#### Data records

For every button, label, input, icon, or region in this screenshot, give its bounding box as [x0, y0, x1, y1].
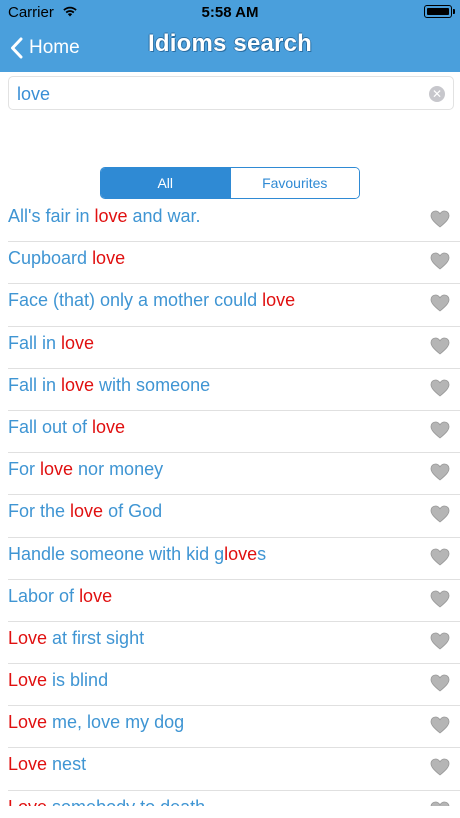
idiom-text-part: and war.	[127, 206, 201, 226]
idiom-text-part: me, love my dog	[47, 712, 185, 733]
search-match: love	[224, 543, 258, 564]
status-time: 5:58 AM	[201, 4, 259, 21]
favourite-heart-icon[interactable]	[430, 674, 450, 692]
search-input[interactable]	[17, 81, 417, 107]
idiom-text-part: Cupboard	[8, 248, 93, 269]
idiom-text: All's fair in love and war.	[8, 206, 201, 227]
battery-level	[426, 7, 449, 15]
favourite-heart-icon[interactable]	[430, 252, 450, 270]
favourite-heart-icon[interactable]	[430, 801, 450, 806]
idiom-text: Love at first sight	[8, 628, 144, 649]
favourite-heart-icon[interactable]	[430, 379, 450, 397]
idiom-text: Cupboard love	[8, 248, 125, 269]
idiom-list: All's fair in love and war. Cupboard love…	[0, 200, 460, 806]
favourite-heart-icon[interactable]	[430, 548, 450, 566]
idiom-text-part: is blind	[47, 670, 109, 691]
idiom-text-part: at first sight	[47, 627, 145, 648]
status-bar: Carrier 5:58 AM	[0, 0, 460, 24]
idiom-row[interactable]: Love is blind	[8, 664, 460, 707]
search-match: love	[61, 332, 95, 353]
search-match: love	[262, 290, 296, 311]
search-match: Love	[8, 754, 48, 775]
idiom-text-part: nor money	[73, 459, 164, 480]
idiom-text: For love nor money	[8, 459, 163, 480]
favourite-heart-icon[interactable]	[430, 210, 450, 228]
search-match: love	[94, 206, 128, 226]
search-match: Love	[8, 712, 48, 733]
idiom-row[interactable]: For love nor money	[8, 453, 460, 496]
idiom-text: Labor of love	[8, 586, 112, 607]
search-match: Love	[8, 670, 48, 691]
idiom-row[interactable]: All's fair in love and war.	[8, 200, 460, 243]
idiom-text-part: somebody to death	[47, 797, 205, 806]
idiom-row[interactable]: Face (that) only a mother could love	[8, 284, 460, 327]
search-match: love	[92, 248, 126, 269]
idiom-text: Love me, love my dog	[8, 712, 184, 733]
idiom-text-part: with someone	[94, 374, 211, 395]
idiom-row[interactable]: For the love of God	[8, 495, 460, 538]
idiom-text-part: s	[257, 543, 267, 564]
search-match: love	[79, 585, 113, 606]
search-match: Love	[8, 797, 47, 806]
idiom-text-part: Fall out of	[8, 416, 93, 437]
clear-search-icon[interactable]: ✕	[429, 86, 445, 102]
favourite-heart-icon[interactable]	[430, 463, 450, 481]
idiom-text-part: For the	[8, 501, 71, 522]
favourite-heart-icon[interactable]	[430, 337, 450, 355]
idiom-row[interactable]: Cupboard love	[8, 242, 460, 285]
idiom-row[interactable]: Fall out of love	[8, 411, 460, 454]
idiom-text-part: All's fair in	[8, 206, 95, 226]
idiom-text-part: Fall in	[8, 332, 62, 353]
idiom-text: For the love of God	[8, 501, 162, 522]
idiom-row[interactable]: Fall in love with someone	[8, 369, 460, 411]
idiom-text-part: Labor of	[8, 585, 80, 606]
segment-all[interactable]: All	[101, 168, 230, 198]
idiom-text: Fall in love	[8, 333, 94, 354]
idiom-row[interactable]: Love me, love my dog	[8, 706, 460, 749]
idiom-text: Love is blind	[8, 670, 108, 691]
favourite-heart-icon[interactable]	[430, 294, 450, 312]
idiom-text-part: Fall in	[8, 374, 62, 395]
idiom-text-part: For	[8, 459, 41, 480]
page-title: Idioms search	[147, 30, 312, 57]
favourite-heart-icon[interactable]	[430, 590, 450, 608]
idiom-text: Fall in love with someone	[8, 375, 210, 396]
idiom-row[interactable]: Love nest	[8, 748, 460, 791]
idiom-row[interactable]: Love at first sight	[8, 622, 460, 665]
idiom-text-part: of God	[103, 501, 163, 522]
idiom-row[interactable]: Fall in love	[8, 327, 460, 369]
idiom-text: Love somebody to death	[8, 797, 205, 806]
search-match: love	[40, 459, 74, 480]
search-match: love	[61, 374, 95, 395]
idiom-text: Love nest	[8, 754, 86, 775]
search-match: love	[70, 501, 104, 522]
idiom-text: Handle someone with kid gloves	[8, 544, 266, 565]
favourite-heart-icon[interactable]	[430, 421, 450, 439]
idiom-row[interactable]: Labor of love	[8, 580, 460, 622]
search-match: Love	[8, 627, 48, 648]
battery-icon	[424, 5, 455, 18]
navigation-header: Carrier 5:58 AM Home Idioms search	[0, 0, 460, 72]
idiom-text-part: Face (that) only a mother could	[8, 290, 263, 311]
favourite-heart-icon[interactable]	[430, 505, 450, 523]
search-bar: ✕	[8, 76, 454, 110]
idiom-text: Fall out of love	[8, 417, 125, 438]
search-match: love	[92, 416, 126, 437]
favourite-heart-icon[interactable]	[430, 758, 450, 776]
idiom-text: Face (that) only a mother could love	[8, 290, 295, 311]
idiom-row[interactable]: Love somebody to death	[8, 791, 460, 806]
favourite-heart-icon[interactable]	[430, 632, 450, 650]
idiom-text-part: Handle someone with kid g	[8, 543, 225, 564]
idiom-text-part: nest	[47, 754, 87, 775]
filter-segmented-control: All Favourites	[100, 167, 360, 199]
favourite-heart-icon[interactable]	[430, 716, 450, 734]
segment-favourites[interactable]: Favourites	[229, 168, 359, 198]
idiom-row[interactable]: Handle someone with kid gloves	[8, 538, 460, 580]
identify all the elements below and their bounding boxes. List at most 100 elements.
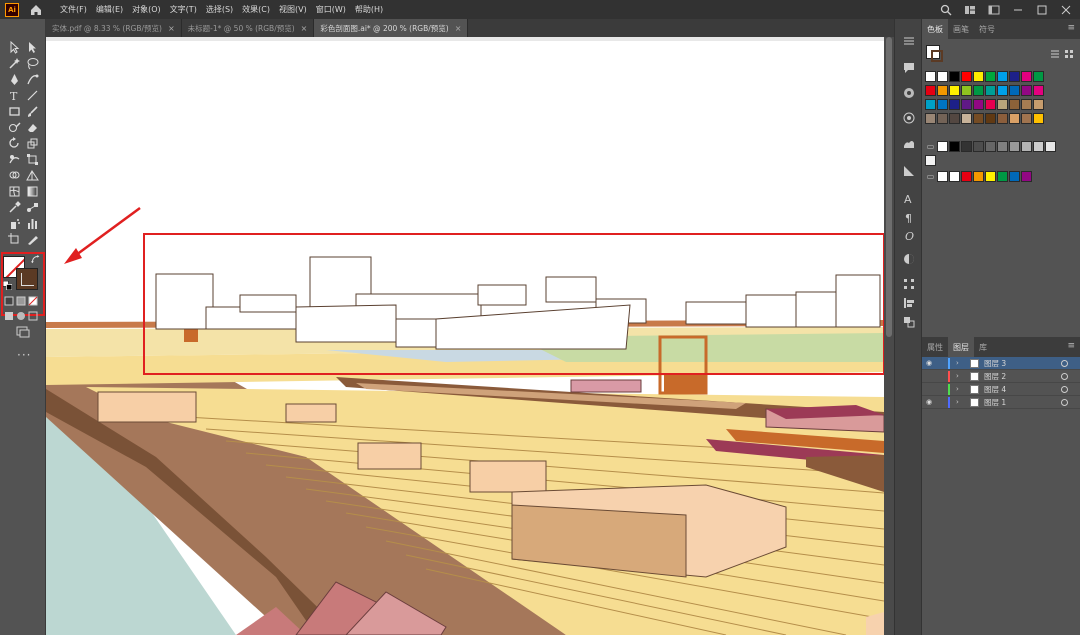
color-swatch[interactable]	[925, 71, 936, 82]
tab-brushes[interactable]: 画笔	[948, 19, 974, 39]
gradient-tool-icon[interactable]	[26, 185, 39, 198]
color-swatch[interactable]	[1033, 85, 1044, 96]
panel-menu-icon[interactable]: ≡	[1067, 23, 1075, 33]
color-swatch[interactable]	[985, 85, 996, 96]
stroke-color-swatch[interactable]	[16, 268, 38, 290]
color-swatch[interactable]	[961, 171, 972, 182]
perspective-grid-tool-icon[interactable]	[26, 169, 39, 182]
color-swatch[interactable]	[1021, 171, 1032, 182]
visibility-eye-icon[interactable]: ◉	[926, 398, 936, 406]
menu-object[interactable]: 对象(O)	[132, 4, 161, 15]
color-swatch[interactable]	[1021, 99, 1032, 110]
layer-row[interactable]: ◉ › 图层 1	[922, 396, 1080, 409]
default-fill-stroke-icon[interactable]	[3, 281, 12, 290]
color-swatch[interactable]	[1045, 141, 1056, 152]
visibility-eye-icon[interactable]: ◉	[926, 359, 936, 367]
color-swatch[interactable]	[973, 113, 984, 124]
artboard-tool-icon[interactable]	[8, 233, 21, 246]
tab-layers[interactable]: 图层	[948, 337, 974, 357]
layer-name[interactable]: 图层 2	[984, 371, 1006, 382]
color-swatch[interactable]	[1033, 99, 1044, 110]
color-swatch[interactable]	[973, 171, 984, 182]
tab-libraries[interactable]: 库	[974, 337, 992, 357]
arrange-documents-icon[interactable]	[964, 4, 976, 16]
menu-select[interactable]: 选择(S)	[206, 4, 233, 15]
tab-document-1[interactable]: 实体.pdf @ 8.33 % (RGB/预览) ×	[46, 19, 182, 37]
color-swatch[interactable]	[937, 71, 948, 82]
color-swatch[interactable]	[949, 141, 960, 152]
color-swatch[interactable]	[973, 141, 984, 152]
color-swatch[interactable]	[937, 99, 948, 110]
color-swatch[interactable]	[985, 141, 996, 152]
symbols-icon[interactable]	[902, 137, 916, 151]
color-swatch[interactable]	[985, 113, 996, 124]
eraser-tool-icon[interactable]	[26, 121, 39, 134]
character-icon[interactable]: A	[902, 191, 916, 205]
layer-row[interactable]: › 图层 4	[922, 383, 1080, 396]
color-swatch[interactable]	[973, 71, 984, 82]
color-swatch[interactable]	[961, 113, 972, 124]
slice-tool-icon[interactable]	[26, 233, 39, 246]
eyedropper-tool-icon[interactable]	[8, 201, 21, 214]
close-tab-icon[interactable]: ×	[301, 24, 308, 33]
swap-fill-stroke-icon[interactable]	[31, 255, 40, 264]
tab-document-3[interactable]: 彩色剖面图.ai* @ 200 % (RGB/预览) ×	[314, 19, 469, 37]
color-swatch[interactable]	[925, 85, 936, 96]
color-swatch[interactable]	[937, 141, 948, 152]
layer-name[interactable]: 图层 4	[984, 384, 1006, 395]
shape-builder-tool-icon[interactable]	[8, 169, 21, 182]
type-tool-icon[interactable]: T	[8, 89, 21, 102]
opentype-icon[interactable]: O	[902, 228, 916, 242]
curvature-tool-icon[interactable]	[26, 73, 39, 86]
color-swatch[interactable]	[925, 113, 936, 124]
magic-wand-tool-icon[interactable]	[8, 57, 21, 70]
color-swatch[interactable]	[1009, 171, 1020, 182]
layer-name[interactable]: 图层 3	[984, 358, 1006, 369]
color-swatch[interactable]	[961, 99, 972, 110]
line-segment-tool-icon[interactable]	[26, 89, 39, 102]
color-swatch[interactable]	[1033, 113, 1044, 124]
target-circle-icon[interactable]	[1061, 359, 1068, 367]
color-swatch[interactable]	[997, 141, 1008, 152]
stroke-indicator[interactable]	[931, 50, 943, 62]
layer-name[interactable]: 图层 1	[984, 397, 1006, 408]
color-swatch[interactable]	[997, 171, 1008, 182]
color-swatch[interactable]	[1021, 141, 1032, 152]
paintbrush-tool-icon[interactable]	[26, 105, 39, 118]
chevron-right-icon[interactable]: ›	[956, 398, 959, 406]
screen-mode-icon[interactable]	[16, 326, 30, 338]
color-swatch[interactable]	[1033, 141, 1044, 152]
column-graph-tool-icon[interactable]	[26, 217, 39, 230]
chevron-right-icon[interactable]: ›	[956, 372, 959, 380]
tab-properties[interactable]: 属性	[922, 337, 948, 357]
color-swatch[interactable]	[997, 71, 1008, 82]
color-group-folder-icon[interactable]: ▭	[925, 171, 936, 182]
symbol-sprayer-tool-icon[interactable]	[8, 217, 21, 230]
color-swatch[interactable]	[961, 141, 972, 152]
color-swatch[interactable]	[925, 99, 936, 110]
scale-tool-icon[interactable]	[26, 137, 39, 150]
color-swatch[interactable]	[949, 85, 960, 96]
color-swatch[interactable]	[961, 71, 972, 82]
color-swatch[interactable]	[973, 85, 984, 96]
list-view-icon[interactable]	[1050, 49, 1060, 59]
scrollbar-thumb[interactable]	[886, 37, 892, 337]
close-window-icon[interactable]	[1060, 4, 1072, 16]
grid-view-icon[interactable]	[1064, 49, 1074, 59]
color-swatch[interactable]	[997, 113, 1008, 124]
menu-effect[interactable]: 效果(C)	[242, 4, 270, 15]
minimize-icon[interactable]	[1012, 4, 1024, 16]
menu-file[interactable]: 文件(F)	[60, 4, 87, 15]
search-icon[interactable]	[940, 4, 952, 16]
menu-help[interactable]: 帮助(H)	[355, 4, 383, 15]
color-swatch[interactable]	[949, 113, 960, 124]
maximize-icon[interactable]	[1036, 4, 1048, 16]
color-swatch[interactable]	[985, 71, 996, 82]
color-swatch[interactable]	[949, 99, 960, 110]
edit-toolbar-icon[interactable]: ···	[17, 348, 31, 362]
color-swatch[interactable]	[1021, 113, 1032, 124]
color-swatch[interactable]	[1009, 141, 1020, 152]
workspace-switcher-icon[interactable]	[988, 4, 1000, 16]
color-group-folder-icon[interactable]: ▭	[925, 141, 936, 152]
color-swatch[interactable]	[1009, 85, 1020, 96]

########

* [Exercise details]:
Recast the rows starting at the one that contains "71, 936, 82]" and ending at the one that contains "137, 916, 151]" as a Markdown table with the columns No. and Row. Number each row and leave out blank lines.

* [Answer for the task]:
| No. | Row |
|---|---|
| 1 | color-swatch[interactable]	[925, 71, 936, 82] |
| 2 | tab-brushes[interactable]: 画笔	[948, 19, 974, 39] |
| 3 | gradient-tool-icon[interactable]	[26, 185, 39, 198] |
| 4 | color-swatch[interactable]	[1033, 85, 1044, 96] |
| 5 | panel-menu-icon[interactable]: ≡	[1067, 23, 1075, 33] |
| 6 | color-swatch[interactable]	[985, 85, 996, 96] |
| 7 | stroke-color-swatch[interactable]	[16, 268, 38, 290] |
| 8 | color-swatch[interactable]	[961, 171, 972, 182] |
| 9 | perspective-grid-tool-icon[interactable]	[26, 169, 39, 182] |
| 10 | color-swatch[interactable]	[1021, 171, 1032, 182] |
| 11 | visibility-eye-icon[interactable]: ◉	[926, 398, 936, 406] |
| 12 | menu-object[interactable]: 对象(O)	[132, 4, 161, 15] |
| 13 | color-swatch[interactable]	[1021, 99, 1032, 110] |
| 14 | layer-row[interactable]: ◉ › 图层 1	[922, 396, 1080, 409] |
| 15 | default-fill-stroke-icon[interactable]	[3, 281, 12, 290] |
| 16 | color-swatch[interactable]	[1045, 141, 1056, 152] |
| 17 | visibility-eye-icon[interactable]: ◉	[926, 359, 936, 367] |
| 18 | color-swatch[interactable]	[973, 113, 984, 124] |
| 19 | artboard-tool-icon[interactable]	[8, 233, 21, 246] |
| 20 | tab-layers[interactable]: 图层	[948, 337, 974, 357] |
| 21 | layer-name[interactable]: 图层 2	[984, 371, 1006, 382] |
| 22 | color-swatch[interactable]	[1033, 99, 1044, 110] |
| 23 | color-swatch[interactable]	[973, 171, 984, 182] |
| 24 | tab-libraries[interactable]: 库	[974, 337, 992, 357] |
| 25 | arrange-documents-icon[interactable]	[964, 4, 976, 16] |
| 26 | menu-select[interactable]: 选择(S)	[206, 4, 233, 15] |
| 27 | tab-document-1[interactable]: 实体.pdf @ 8.33 % (RGB/预览) ×	[46, 19, 182, 37] |
| 28 | color-swatch[interactable]	[937, 71, 948, 82] |
| 29 | color-swatch[interactable]	[949, 141, 960, 152] |
| 30 | color-swatch[interactable]	[973, 141, 984, 152] |
| 31 | color-swatch[interactable]	[937, 99, 948, 110] |
| 32 | color-swatch[interactable]	[985, 141, 996, 152] |
| 33 | symbols-icon[interactable]	[902, 137, 916, 151] |